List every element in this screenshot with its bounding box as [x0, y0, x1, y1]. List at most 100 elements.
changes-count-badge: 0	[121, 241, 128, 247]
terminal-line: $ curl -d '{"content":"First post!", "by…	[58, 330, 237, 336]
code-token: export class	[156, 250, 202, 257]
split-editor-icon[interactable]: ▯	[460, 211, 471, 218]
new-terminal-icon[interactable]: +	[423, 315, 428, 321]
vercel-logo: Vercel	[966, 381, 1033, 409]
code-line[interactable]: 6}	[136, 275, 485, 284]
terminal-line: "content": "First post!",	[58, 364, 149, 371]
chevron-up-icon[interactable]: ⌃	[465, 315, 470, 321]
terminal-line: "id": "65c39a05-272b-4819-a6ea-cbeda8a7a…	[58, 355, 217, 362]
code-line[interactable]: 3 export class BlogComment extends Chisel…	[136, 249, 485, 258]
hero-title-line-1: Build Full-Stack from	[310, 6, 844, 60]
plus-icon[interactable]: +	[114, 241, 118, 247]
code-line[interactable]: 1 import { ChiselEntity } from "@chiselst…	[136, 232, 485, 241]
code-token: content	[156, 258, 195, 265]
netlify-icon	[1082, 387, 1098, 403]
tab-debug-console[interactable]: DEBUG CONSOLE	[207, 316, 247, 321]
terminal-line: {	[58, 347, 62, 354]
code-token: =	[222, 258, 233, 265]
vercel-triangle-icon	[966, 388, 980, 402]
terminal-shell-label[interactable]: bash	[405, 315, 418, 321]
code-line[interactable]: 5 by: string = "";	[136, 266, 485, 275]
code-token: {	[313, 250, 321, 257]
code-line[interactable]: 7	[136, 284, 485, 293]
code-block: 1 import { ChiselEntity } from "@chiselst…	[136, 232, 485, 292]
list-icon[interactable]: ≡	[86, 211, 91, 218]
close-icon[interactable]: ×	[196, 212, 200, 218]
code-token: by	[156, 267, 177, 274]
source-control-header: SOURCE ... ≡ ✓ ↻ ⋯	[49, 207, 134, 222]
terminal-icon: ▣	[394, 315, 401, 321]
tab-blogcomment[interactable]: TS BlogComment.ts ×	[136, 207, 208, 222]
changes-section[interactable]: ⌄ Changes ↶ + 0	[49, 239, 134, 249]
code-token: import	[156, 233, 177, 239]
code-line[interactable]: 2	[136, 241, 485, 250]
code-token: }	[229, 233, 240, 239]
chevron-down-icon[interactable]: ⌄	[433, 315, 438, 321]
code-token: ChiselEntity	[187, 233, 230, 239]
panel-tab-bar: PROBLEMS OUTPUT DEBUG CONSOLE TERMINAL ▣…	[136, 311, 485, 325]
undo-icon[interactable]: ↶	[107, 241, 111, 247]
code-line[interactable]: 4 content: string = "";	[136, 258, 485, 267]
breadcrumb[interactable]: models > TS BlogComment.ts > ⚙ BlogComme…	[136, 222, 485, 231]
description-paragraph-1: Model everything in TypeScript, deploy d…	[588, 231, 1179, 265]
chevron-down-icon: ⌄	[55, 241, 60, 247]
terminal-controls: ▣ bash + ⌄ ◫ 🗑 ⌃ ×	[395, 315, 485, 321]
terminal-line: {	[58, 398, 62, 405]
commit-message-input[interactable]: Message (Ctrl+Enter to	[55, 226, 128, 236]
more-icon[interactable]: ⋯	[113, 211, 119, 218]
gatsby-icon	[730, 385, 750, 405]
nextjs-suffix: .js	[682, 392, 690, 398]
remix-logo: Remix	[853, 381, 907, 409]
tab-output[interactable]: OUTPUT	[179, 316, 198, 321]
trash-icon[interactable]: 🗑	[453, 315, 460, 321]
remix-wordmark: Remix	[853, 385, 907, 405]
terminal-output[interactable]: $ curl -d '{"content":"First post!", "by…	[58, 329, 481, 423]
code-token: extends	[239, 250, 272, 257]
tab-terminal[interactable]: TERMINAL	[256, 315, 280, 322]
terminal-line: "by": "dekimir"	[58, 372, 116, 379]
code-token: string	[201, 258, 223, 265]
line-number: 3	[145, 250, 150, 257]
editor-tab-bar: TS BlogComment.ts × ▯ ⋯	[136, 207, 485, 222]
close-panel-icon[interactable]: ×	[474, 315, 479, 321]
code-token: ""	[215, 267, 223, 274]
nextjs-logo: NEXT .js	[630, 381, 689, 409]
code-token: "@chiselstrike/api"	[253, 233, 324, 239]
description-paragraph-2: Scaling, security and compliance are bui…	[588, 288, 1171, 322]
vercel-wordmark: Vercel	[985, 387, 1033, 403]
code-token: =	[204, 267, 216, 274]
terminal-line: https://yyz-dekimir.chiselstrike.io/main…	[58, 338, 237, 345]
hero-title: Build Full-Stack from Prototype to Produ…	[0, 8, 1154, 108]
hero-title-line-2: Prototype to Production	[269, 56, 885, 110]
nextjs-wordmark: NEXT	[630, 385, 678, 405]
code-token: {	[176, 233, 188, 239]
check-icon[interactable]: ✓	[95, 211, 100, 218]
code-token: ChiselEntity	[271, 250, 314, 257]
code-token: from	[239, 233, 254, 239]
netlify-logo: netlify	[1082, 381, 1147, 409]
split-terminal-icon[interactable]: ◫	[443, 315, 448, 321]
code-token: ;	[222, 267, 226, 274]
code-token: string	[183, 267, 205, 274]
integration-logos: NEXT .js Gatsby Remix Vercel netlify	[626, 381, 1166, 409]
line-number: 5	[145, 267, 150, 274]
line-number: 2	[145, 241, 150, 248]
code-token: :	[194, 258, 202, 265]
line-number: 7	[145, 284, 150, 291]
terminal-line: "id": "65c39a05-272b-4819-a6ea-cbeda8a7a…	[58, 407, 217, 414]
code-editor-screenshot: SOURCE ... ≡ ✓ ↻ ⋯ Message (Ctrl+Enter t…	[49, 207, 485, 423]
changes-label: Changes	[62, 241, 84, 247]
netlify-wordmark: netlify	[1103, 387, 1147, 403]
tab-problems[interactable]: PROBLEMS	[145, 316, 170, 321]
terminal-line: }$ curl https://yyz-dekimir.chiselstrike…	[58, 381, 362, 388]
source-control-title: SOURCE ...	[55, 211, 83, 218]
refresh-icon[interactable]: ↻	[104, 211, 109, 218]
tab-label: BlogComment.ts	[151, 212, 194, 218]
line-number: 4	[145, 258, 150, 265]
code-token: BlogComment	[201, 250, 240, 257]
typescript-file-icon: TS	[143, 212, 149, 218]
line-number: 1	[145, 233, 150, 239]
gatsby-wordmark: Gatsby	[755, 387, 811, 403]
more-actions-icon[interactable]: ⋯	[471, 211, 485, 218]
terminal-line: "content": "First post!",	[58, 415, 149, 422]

________________

[Exercise requirements]
Copy the data above line for line, with no changes.

[Exercise response]
List every element in this screenshot with its bounding box as [x0, y0, x1, y1]. List at most 100 elements.
changes-count-badge: 0	[121, 241, 128, 247]
terminal-line: $ curl -d '{"content":"First post!", "by…	[58, 330, 237, 336]
code-token: export class	[156, 250, 202, 257]
split-editor-icon[interactable]: ▯	[460, 211, 471, 218]
new-terminal-icon[interactable]: +	[423, 315, 428, 321]
vercel-logo: Vercel	[966, 381, 1033, 409]
code-line[interactable]: 6}	[136, 275, 485, 284]
terminal-line: "content": "First post!",	[58, 364, 149, 371]
chevron-up-icon[interactable]: ⌃	[465, 315, 470, 321]
terminal-line: "id": "65c39a05-272b-4819-a6ea-cbeda8a7a…	[58, 355, 217, 362]
code-line[interactable]: 3 export class BlogComment extends Chisel…	[136, 249, 485, 258]
hero-title-line-1: Build Full-Stack from	[310, 6, 844, 60]
plus-icon[interactable]: +	[114, 241, 118, 247]
code-line[interactable]: 1 import { ChiselEntity } from "@chiselst…	[136, 232, 485, 241]
code-token: content	[156, 258, 195, 265]
netlify-icon	[1082, 387, 1098, 403]
tab-debug-console[interactable]: DEBUG CONSOLE	[207, 316, 247, 321]
terminal-line: {	[58, 347, 62, 354]
code-token: =	[222, 258, 233, 265]
vercel-triangle-icon	[966, 388, 980, 402]
terminal-shell-label[interactable]: bash	[405, 315, 418, 321]
code-line[interactable]: 5 by: string = "";	[136, 266, 485, 275]
code-token: {	[313, 250, 321, 257]
code-line[interactable]: 7	[136, 284, 485, 293]
code-block: 1 import { ChiselEntity } from "@chiselst…	[136, 232, 485, 292]
list-icon[interactable]: ≡	[86, 211, 91, 218]
close-icon[interactable]: ×	[196, 212, 200, 218]
code-token: by	[156, 267, 177, 274]
source-control-header: SOURCE ... ≡ ✓ ↻ ⋯	[49, 207, 134, 222]
terminal-icon: ▣	[394, 315, 401, 321]
tab-blogcomment[interactable]: TS BlogComment.ts ×	[136, 207, 208, 222]
changes-section[interactable]: ⌄ Changes ↶ + 0	[49, 239, 134, 249]
code-token: import	[156, 233, 177, 239]
code-line[interactable]: 2	[136, 241, 485, 250]
code-token: }	[229, 233, 240, 239]
chevron-down-icon[interactable]: ⌄	[433, 315, 438, 321]
code-token: ChiselEntity	[187, 233, 230, 239]
panel-tab-bar: PROBLEMS OUTPUT DEBUG CONSOLE TERMINAL ▣…	[136, 311, 485, 325]
undo-icon[interactable]: ↶	[107, 241, 111, 247]
code-line[interactable]: 4 content: string = "";	[136, 258, 485, 267]
breadcrumb[interactable]: models > TS BlogComment.ts > ⚙ BlogComme…	[136, 222, 485, 231]
description-paragraph-1: Model everything in TypeScript, deploy d…	[588, 231, 1179, 265]
chevron-down-icon: ⌄	[55, 241, 60, 247]
terminal-controls: ▣ bash + ⌄ ◫ 🗑 ⌃ ×	[395, 315, 485, 321]
terminal-line: {	[58, 398, 62, 405]
commit-message-input[interactable]: Message (Ctrl+Enter to	[55, 226, 128, 236]
more-icon[interactable]: ⋯	[113, 211, 119, 218]
gatsby-icon	[730, 385, 750, 405]
nextjs-suffix: .js	[682, 392, 690, 398]
remix-logo: Remix	[853, 381, 907, 409]
tab-output[interactable]: OUTPUT	[179, 316, 198, 321]
trash-icon[interactable]: 🗑	[453, 315, 460, 321]
remix-wordmark: Remix	[853, 385, 907, 405]
terminal-output[interactable]: $ curl -d '{"content":"First post!", "by…	[58, 329, 481, 423]
code-token: extends	[239, 250, 272, 257]
tab-terminal[interactable]: TERMINAL	[256, 315, 280, 322]
terminal-line: "by": "dekimir"	[58, 372, 116, 379]
code-token: string	[201, 258, 223, 265]
line-number: 3	[145, 250, 150, 257]
editor-tab-bar: TS BlogComment.ts × ▯ ⋯	[136, 207, 485, 222]
close-panel-icon[interactable]: ×	[474, 315, 479, 321]
code-token: ""	[215, 267, 223, 274]
nextjs-logo: NEXT .js	[630, 381, 689, 409]
code-token: "@chiselstrike/api"	[253, 233, 324, 239]
description-paragraph-2: Scaling, security and compliance are bui…	[588, 288, 1171, 322]
vercel-wordmark: Vercel	[985, 387, 1033, 403]
code-token: =	[204, 267, 216, 274]
terminal-line: https://yyz-dekimir.chiselstrike.io/main…	[58, 338, 237, 345]
hero-title: Build Full-Stack from Prototype to Produ…	[0, 8, 1154, 108]
hero-title-line-2: Prototype to Production	[269, 56, 885, 110]
nextjs-wordmark: NEXT	[630, 385, 678, 405]
code-token: {	[176, 233, 188, 239]
check-icon[interactable]: ✓	[95, 211, 100, 218]
code-token: ChiselEntity	[271, 250, 314, 257]
code-token: from	[239, 233, 254, 239]
netlify-logo: netlify	[1082, 381, 1147, 409]
split-terminal-icon[interactable]: ◫	[443, 315, 448, 321]
code-token: ;	[222, 267, 226, 274]
code-token: string	[183, 267, 205, 274]
integration-logos: NEXT .js Gatsby Remix Vercel netlify	[626, 381, 1166, 409]
line-number: 5	[145, 267, 150, 274]
line-number: 2	[145, 241, 150, 248]
code-token: :	[194, 258, 202, 265]
line-number: 7	[145, 284, 150, 291]
terminal-line: "id": "65c39a05-272b-4819-a6ea-cbeda8a7a…	[58, 407, 217, 414]
code-editor-screenshot: SOURCE ... ≡ ✓ ↻ ⋯ Message (Ctrl+Enter t…	[49, 207, 485, 423]
changes-label: Changes	[62, 241, 84, 247]
netlify-wordmark: netlify	[1103, 387, 1147, 403]
tab-problems[interactable]: PROBLEMS	[145, 316, 170, 321]
terminal-line: }$ curl https://yyz-dekimir.chiselstrike…	[58, 381, 362, 388]
source-control-title: SOURCE ...	[55, 211, 83, 218]
refresh-icon[interactable]: ↻	[104, 211, 109, 218]
tab-label: BlogComment.ts	[151, 212, 194, 218]
line-number: 4	[145, 258, 150, 265]
code-token: BlogComment	[201, 250, 240, 257]
typescript-file-icon: TS	[143, 212, 149, 218]
line-number: 1	[145, 233, 150, 239]
gatsby-wordmark: Gatsby	[755, 387, 811, 403]
more-actions-icon[interactable]: ⋯	[471, 211, 485, 218]
terminal-line: "content": "First post!",	[58, 415, 149, 422]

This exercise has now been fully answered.